What to work on
Locate every line in the records below that contains the word "Wahl", and copy each one.

— Start of Data to use —

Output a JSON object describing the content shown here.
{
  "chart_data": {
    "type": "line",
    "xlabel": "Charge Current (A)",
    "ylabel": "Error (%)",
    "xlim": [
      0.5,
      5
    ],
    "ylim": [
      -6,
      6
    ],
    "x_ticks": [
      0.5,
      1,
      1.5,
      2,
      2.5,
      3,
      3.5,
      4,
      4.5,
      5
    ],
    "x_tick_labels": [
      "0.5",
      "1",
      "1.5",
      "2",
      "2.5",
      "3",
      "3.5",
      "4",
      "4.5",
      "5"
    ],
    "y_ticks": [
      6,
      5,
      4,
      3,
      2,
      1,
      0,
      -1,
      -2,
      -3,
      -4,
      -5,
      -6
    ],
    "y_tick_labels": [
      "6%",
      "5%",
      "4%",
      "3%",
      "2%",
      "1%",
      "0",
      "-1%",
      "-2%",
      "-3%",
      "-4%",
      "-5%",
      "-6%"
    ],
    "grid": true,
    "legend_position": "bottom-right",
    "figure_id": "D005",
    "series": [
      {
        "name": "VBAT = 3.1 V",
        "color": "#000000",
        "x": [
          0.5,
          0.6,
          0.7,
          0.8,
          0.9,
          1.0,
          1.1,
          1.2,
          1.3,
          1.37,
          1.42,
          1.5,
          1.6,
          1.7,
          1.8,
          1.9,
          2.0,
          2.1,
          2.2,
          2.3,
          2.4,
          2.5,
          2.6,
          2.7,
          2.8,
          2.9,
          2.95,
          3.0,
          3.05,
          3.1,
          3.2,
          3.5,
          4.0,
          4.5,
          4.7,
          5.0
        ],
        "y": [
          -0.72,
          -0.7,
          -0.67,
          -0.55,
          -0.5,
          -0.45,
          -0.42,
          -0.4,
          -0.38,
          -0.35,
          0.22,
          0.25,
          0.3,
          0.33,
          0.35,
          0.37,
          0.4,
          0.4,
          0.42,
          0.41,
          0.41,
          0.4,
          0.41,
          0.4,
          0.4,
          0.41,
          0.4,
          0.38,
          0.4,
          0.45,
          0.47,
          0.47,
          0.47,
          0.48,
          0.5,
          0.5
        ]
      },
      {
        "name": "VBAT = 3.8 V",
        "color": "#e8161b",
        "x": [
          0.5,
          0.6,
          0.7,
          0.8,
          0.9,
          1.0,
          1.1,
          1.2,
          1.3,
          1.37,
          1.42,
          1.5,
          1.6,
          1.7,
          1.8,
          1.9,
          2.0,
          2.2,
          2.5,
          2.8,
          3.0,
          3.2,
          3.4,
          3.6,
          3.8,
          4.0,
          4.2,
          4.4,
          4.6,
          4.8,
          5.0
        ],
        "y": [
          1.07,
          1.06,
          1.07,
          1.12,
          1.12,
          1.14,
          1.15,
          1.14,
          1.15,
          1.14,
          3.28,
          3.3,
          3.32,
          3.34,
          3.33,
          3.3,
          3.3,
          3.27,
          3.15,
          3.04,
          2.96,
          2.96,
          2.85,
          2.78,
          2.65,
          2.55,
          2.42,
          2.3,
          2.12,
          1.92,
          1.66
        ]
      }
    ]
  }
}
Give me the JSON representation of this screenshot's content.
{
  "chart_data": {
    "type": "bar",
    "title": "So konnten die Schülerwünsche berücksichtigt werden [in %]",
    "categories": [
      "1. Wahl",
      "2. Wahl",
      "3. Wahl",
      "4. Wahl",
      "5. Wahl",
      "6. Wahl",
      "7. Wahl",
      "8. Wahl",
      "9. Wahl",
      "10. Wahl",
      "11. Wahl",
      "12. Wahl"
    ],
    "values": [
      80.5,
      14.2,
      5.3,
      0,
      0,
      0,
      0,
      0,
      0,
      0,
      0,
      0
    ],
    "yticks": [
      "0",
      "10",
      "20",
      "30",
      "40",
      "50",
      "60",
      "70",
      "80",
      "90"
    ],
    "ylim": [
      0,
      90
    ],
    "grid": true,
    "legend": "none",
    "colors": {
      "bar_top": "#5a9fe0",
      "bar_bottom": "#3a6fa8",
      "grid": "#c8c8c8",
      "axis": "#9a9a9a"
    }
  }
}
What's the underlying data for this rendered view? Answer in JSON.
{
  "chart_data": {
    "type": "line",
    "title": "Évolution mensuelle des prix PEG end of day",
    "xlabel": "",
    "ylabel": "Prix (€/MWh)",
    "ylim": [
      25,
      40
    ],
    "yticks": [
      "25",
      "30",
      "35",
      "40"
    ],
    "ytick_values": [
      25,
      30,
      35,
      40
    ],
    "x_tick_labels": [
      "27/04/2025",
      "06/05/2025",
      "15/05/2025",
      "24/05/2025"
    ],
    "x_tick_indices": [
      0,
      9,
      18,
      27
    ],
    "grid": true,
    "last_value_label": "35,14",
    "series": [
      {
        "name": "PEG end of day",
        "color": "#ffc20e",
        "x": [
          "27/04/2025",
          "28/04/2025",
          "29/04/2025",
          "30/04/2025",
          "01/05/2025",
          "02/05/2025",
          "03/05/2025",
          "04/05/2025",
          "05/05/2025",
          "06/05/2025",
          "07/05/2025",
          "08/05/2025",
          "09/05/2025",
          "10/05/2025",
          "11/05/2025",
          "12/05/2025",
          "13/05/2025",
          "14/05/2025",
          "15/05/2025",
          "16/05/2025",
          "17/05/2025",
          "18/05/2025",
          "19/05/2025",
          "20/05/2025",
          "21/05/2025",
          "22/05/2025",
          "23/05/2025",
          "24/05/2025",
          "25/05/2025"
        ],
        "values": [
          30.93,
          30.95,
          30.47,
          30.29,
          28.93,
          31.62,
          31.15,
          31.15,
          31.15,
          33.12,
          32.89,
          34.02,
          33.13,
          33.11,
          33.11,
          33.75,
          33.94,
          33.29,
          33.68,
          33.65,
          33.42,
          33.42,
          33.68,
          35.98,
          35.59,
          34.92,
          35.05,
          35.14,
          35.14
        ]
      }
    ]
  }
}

— End of Data to use —

Result
      "1. Wahl",
      "2. Wahl",
      "3. Wahl",
      "4. Wahl",
      "5. Wahl",
      "6. Wahl",
      "7. Wahl",
      "8. Wahl",
      "9. Wahl",
      "10. Wahl",
      "11. Wahl",
      "12. Wahl"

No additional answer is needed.